* STATED GOAL
The answer is one number: how many lines hold the string "Temperatur".

Start of ENTRIES SHOWN

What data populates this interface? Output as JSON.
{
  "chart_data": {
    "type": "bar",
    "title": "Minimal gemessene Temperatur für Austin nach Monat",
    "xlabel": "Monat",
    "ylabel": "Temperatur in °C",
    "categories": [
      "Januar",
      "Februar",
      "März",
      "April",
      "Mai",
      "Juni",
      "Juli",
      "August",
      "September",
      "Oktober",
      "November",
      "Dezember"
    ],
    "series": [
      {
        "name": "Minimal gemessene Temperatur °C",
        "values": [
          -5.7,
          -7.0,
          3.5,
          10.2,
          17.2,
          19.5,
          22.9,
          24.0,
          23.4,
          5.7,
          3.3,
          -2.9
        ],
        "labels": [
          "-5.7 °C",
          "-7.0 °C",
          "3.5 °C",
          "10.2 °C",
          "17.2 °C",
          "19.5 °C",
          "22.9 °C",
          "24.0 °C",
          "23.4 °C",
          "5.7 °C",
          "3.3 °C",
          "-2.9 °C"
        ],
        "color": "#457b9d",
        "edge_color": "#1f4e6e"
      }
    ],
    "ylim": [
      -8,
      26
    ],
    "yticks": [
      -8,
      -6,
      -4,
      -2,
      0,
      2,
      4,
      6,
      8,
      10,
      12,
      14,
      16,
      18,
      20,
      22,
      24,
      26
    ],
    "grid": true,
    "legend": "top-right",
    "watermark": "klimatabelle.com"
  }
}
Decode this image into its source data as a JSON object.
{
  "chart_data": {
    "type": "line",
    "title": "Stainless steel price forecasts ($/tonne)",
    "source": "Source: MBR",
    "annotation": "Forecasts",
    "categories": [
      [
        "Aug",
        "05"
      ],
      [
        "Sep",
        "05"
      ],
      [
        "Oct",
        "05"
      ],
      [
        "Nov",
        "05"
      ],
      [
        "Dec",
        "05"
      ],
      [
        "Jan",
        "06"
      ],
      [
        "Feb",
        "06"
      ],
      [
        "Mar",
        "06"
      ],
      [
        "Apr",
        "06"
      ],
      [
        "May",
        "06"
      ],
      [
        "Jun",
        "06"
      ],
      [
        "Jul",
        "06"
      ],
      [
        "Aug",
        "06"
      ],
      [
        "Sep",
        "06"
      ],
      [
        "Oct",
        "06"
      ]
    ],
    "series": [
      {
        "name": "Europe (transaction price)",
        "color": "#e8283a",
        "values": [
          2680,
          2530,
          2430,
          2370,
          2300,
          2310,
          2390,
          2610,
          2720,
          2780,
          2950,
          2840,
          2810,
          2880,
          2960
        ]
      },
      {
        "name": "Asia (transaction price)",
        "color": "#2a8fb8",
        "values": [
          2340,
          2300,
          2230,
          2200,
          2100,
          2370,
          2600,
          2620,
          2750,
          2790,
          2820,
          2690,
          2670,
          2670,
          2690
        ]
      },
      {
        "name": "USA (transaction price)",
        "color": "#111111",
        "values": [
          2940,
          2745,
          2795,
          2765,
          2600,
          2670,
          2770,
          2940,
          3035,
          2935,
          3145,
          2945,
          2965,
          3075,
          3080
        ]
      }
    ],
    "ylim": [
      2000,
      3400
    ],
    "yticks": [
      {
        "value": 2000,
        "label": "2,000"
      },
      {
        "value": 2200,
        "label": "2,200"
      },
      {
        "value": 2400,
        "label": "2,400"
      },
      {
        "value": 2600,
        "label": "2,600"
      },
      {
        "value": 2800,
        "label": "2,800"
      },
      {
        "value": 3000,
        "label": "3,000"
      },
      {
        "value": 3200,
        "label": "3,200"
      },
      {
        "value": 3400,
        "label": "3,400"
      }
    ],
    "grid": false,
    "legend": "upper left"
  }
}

End of ENTRIES SHOWN

* OUTPUT FOR THIS EXERCISE
3